● 提供テキスト
NEWS for Ruby 2.3.0
このドキュメントは前回リリース以降のバグ修正を除くユーザーに影響のある機能の変更のリストです。
それぞれのエントリーは参照情報があるため短いです。十分な情報と共に書かれた全ての変更のリストは ChangeLog ファイルか bugs.ruby-lang.org の issue を参照してください。
2.2.0 以降の変更
言語仕様の変更
- frozen-string-literal プラグマ:
- 実験的な機能として fronzen-string-literal というプラグマが導入されました。
[feature#8976]
- さらに --enable/--disable=frozen-string-literal というコマンドラインオプションも導入されました
[feature#8976]
- コマンドラインオプションに --debug または --debug=frozen-string-literal を付けて実行すると、
freeze された文字列を操作しようとして RuntimeError が発生したときにそのオブジェクトが生成された位置を表示します。
[feature#11725]
- safe navigation operator (ぼっち演算子):
- object&.foo という形式のメソッド呼び出し形式が追加されました。これは object が nil でないときにメソッド foo を呼び出します。
Active Support の try! と似ていますが、メソッド名は文法的に必須であるという点が異なります。
[feature#11537]
obj.try! {} # valid
obj&. {} # syntax error
- 引数はメソッドが呼び出された場合のみ評価されます。
obj.try!(:foo, bar()) # bar() は常に評価されます
obj&.foo(bar()) # bar() は条件付きで評価されます
obj&.attr += 1
- did_you_mean gem:
- 名前のタイポによって NameError や NoMethodError が起きたときに、自動的に他の似た名前を提案してくれます。

● 抽出エントリー
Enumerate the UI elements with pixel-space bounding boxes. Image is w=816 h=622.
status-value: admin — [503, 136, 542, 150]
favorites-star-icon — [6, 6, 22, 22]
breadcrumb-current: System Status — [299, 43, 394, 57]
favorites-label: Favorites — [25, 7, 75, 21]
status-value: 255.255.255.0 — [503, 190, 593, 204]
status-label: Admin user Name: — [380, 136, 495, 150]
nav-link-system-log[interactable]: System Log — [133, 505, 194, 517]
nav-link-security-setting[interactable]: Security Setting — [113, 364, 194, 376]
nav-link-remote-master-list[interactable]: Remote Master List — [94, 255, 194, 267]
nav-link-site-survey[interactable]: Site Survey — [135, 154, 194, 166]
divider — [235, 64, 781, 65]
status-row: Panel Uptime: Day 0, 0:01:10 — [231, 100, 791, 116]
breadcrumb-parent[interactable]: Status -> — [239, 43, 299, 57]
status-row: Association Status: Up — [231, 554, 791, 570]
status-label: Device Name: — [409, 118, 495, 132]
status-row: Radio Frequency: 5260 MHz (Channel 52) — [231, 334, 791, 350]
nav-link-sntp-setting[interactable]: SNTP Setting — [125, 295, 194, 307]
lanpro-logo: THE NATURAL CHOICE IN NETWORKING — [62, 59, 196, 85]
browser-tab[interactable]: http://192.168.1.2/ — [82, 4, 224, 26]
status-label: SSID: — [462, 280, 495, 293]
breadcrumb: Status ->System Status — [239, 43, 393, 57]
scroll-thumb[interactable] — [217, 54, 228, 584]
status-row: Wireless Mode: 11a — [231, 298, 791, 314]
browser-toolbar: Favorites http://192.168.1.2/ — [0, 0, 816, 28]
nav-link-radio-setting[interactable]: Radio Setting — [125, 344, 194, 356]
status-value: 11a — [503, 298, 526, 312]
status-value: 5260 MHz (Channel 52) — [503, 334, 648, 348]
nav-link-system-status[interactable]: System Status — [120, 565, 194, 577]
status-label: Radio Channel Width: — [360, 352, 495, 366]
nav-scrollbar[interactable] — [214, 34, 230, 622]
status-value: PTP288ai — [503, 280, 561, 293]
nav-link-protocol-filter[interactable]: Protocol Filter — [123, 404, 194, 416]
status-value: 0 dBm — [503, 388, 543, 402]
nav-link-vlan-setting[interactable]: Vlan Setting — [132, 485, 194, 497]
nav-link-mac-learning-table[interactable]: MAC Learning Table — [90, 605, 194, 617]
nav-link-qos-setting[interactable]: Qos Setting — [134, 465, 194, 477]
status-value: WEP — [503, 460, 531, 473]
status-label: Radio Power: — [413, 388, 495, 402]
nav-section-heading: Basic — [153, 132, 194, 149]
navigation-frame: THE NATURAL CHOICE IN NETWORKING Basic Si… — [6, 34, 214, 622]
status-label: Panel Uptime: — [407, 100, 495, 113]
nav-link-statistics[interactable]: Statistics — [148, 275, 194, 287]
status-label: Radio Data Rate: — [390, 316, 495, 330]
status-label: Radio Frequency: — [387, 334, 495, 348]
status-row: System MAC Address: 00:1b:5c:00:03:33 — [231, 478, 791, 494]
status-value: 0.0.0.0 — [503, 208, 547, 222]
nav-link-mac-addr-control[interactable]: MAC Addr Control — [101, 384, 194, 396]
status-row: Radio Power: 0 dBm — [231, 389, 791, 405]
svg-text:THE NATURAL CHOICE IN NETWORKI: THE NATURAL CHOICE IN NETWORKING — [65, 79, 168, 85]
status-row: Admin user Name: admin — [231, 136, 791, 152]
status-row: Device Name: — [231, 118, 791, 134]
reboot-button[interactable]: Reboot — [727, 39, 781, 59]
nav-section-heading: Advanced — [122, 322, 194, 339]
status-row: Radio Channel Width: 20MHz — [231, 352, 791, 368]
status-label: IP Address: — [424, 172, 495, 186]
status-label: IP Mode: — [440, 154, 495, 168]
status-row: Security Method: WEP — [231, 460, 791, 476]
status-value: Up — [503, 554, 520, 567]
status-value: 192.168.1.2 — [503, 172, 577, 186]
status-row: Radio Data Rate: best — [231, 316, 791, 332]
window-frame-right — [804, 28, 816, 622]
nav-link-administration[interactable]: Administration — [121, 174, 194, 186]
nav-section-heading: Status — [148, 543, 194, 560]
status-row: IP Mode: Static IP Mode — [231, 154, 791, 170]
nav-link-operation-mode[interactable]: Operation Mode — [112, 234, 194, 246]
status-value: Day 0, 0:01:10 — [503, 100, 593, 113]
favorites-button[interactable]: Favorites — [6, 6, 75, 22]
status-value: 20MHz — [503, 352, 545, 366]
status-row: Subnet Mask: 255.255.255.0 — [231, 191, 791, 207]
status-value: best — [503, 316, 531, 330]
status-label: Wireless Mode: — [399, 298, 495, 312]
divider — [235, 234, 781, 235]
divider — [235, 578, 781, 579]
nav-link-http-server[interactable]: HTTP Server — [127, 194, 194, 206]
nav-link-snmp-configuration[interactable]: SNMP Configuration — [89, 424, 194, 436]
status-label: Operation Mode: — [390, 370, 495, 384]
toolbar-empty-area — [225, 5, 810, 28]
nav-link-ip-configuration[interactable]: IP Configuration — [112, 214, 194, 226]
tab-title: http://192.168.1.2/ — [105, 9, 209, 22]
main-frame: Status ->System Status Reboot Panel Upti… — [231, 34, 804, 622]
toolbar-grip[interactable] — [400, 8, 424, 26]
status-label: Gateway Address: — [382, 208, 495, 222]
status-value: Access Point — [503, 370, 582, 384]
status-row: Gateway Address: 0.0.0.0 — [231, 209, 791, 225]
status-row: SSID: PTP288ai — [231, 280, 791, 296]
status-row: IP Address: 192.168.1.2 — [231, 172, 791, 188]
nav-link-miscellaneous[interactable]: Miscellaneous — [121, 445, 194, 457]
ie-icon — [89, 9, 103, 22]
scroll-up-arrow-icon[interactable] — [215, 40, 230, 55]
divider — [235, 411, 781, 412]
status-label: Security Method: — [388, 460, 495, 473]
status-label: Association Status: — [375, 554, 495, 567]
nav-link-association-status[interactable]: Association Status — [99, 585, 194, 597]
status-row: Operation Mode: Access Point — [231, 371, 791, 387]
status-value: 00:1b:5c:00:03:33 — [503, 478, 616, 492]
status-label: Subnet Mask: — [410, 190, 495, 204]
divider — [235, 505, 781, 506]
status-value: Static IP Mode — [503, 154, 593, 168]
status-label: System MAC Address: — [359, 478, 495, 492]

● 取り組む課題
1. 提供テキストによると、object&.foo という形式の呼び出しは、どのようなときにメソッド foo を呼び出しますか。
2. 提供テキストで、obj&.foo(bar()) の bar() が条件付きでしか評価されないとされている理由を、1〜3文で説明してください。

● 解答一覧
1. object が nil でないときに呼び出します。

2. この形式では、引数はメソッドが呼び出された場合にのみ評価されます。&. は object が nil でないときだけメソッドを呼び出すので、bar() が評価されるかどうかもその条件に左右されます。